WHAT YOU ARE ASKED TO DO: Return all of the entries word for word, but omit the pictures they contain.

(Extracted records)
## BEGIN
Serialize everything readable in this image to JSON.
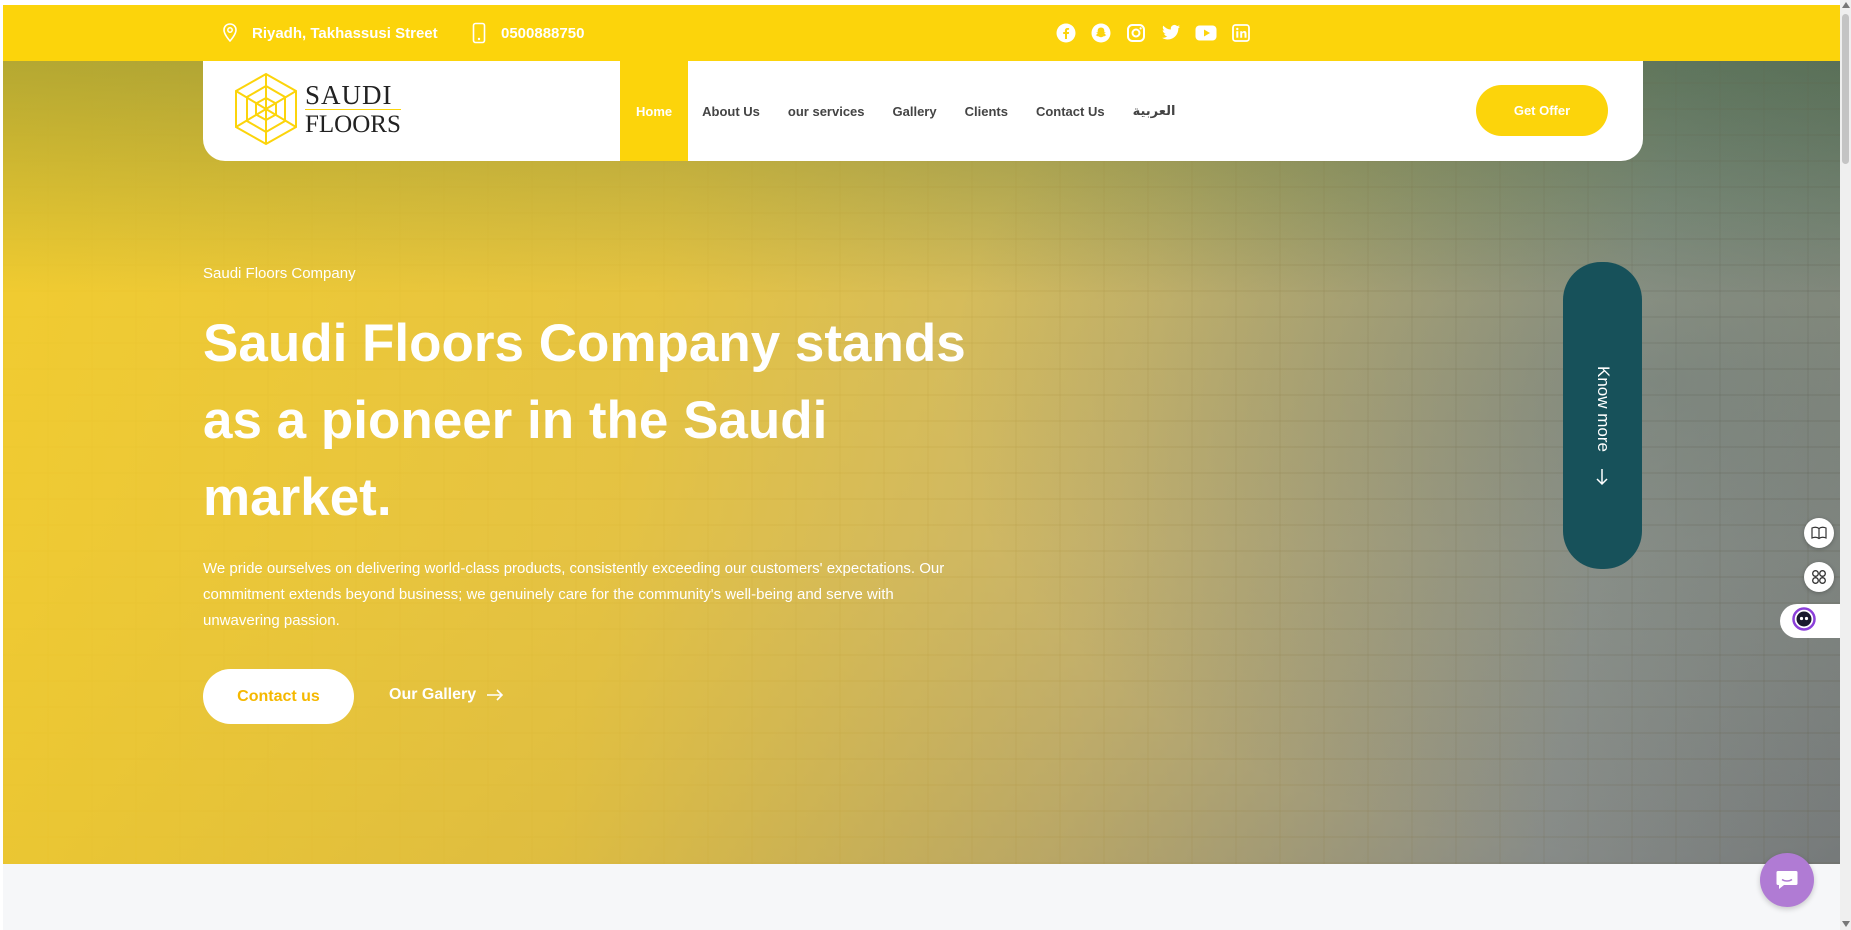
{
  "topbar": {
    "location": "Riyadh, Takhassusi Street",
    "phone": "0500888750",
    "location_icon": "map-pin-icon",
    "phone_icon": "mobile-phone-icon",
    "socials": [
      "facebook-icon",
      "snapchat-icon",
      "instagram-icon",
      "twitter-icon",
      "youtube-icon",
      "linkedin-icon"
    ]
  },
  "header": {
    "logo_line1": "SAUDI",
    "logo_line2": "FLOORS",
    "nav": [
      "Home",
      "About Us",
      "our services",
      "Gallery",
      "Clients",
      "Contact Us",
      "العربية"
    ],
    "active_nav": "Home",
    "cta": "Get Offer"
  },
  "hero": {
    "eyebrow": "Saudi Floors Company",
    "headline": "Saudi Floors Company stands as a pioneer in the Saudi market.",
    "lead": "We pride ourselves on delivering world-class products, consistently exceeding our customers' expectations. Our commitment extends beyond business; we genuinely care for the community's well-being and serve with unwavering passion.",
    "primary_button": "Contact us",
    "secondary_link": "Our Gallery",
    "know_more": "Know more"
  },
  "colors": {
    "brand_yellow": "#fcd40b",
    "teal": "#17515a",
    "chat_purple": "#b07bd4"
  }
}
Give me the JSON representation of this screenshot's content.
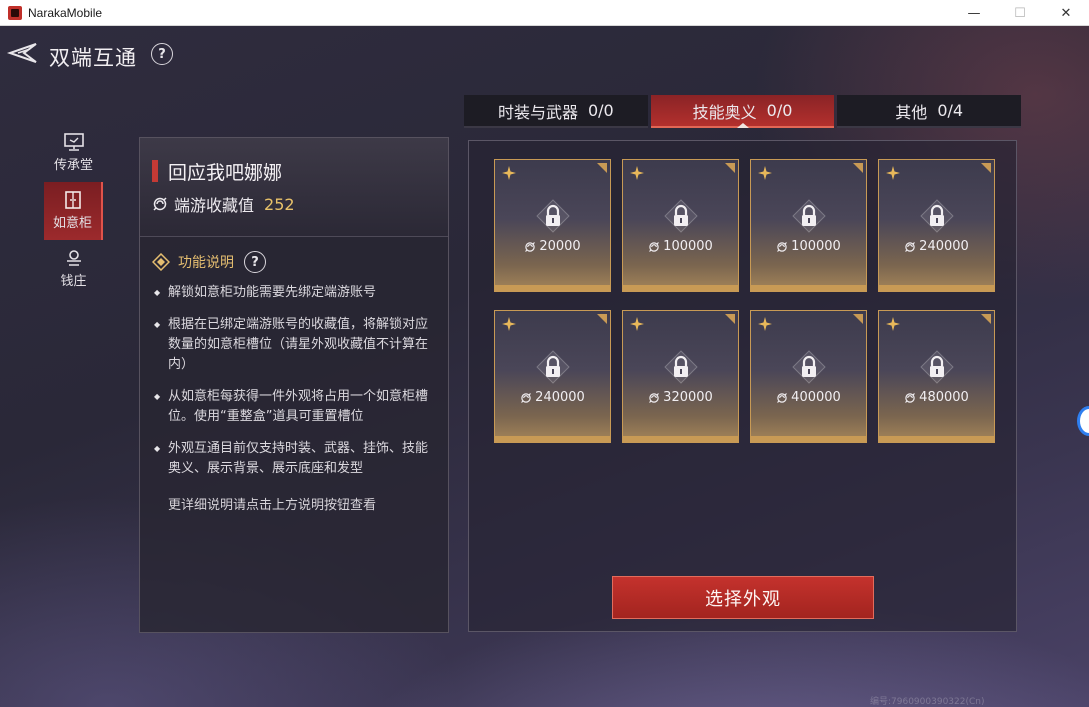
## END
ANSWER TO THE TASK:
Serialize everything readable in this image to JSON.
{
  "topbar": {
    "location": "Riyadh, Takhassusi Street",
    "phone": "0500888750",
    "location_icon": "map-pin-icon",
    "phone_icon": "mobile-phone-icon",
    "socials": [
      "facebook-icon",
      "snapchat-icon",
      "instagram-icon",
      "twitter-icon",
      "youtube-icon",
      "linkedin-icon"
    ]
  },
  "header": {
    "logo_line1": "SAUDI",
    "logo_line2": "FLOORS",
    "nav": [
      "Home",
      "About Us",
      "our services",
      "Gallery",
      "Clients",
      "Contact Us",
      "العربية"
    ],
    "active_nav": "Home",
    "cta": "Get Offer"
  },
  "hero": {
    "eyebrow": "Saudi Floors Company",
    "headline": "Saudi Floors Company stands as a pioneer in the Saudi market.",
    "lead": "We pride ourselves on delivering world-class products, consistently exceeding our customers' expectations. Our commitment extends beyond business; we genuinely care for the community's well-being and serve with unwavering passion.",
    "primary_button": "Contact us",
    "secondary_link": "Our Gallery",
    "know_more": "Know more"
  },
  "colors": {
    "brand_yellow": "#fcd40b",
    "teal": "#17515a",
    "chat_purple": "#b07bd4"
  }
}
Give me the JSON representation of this screenshot's content.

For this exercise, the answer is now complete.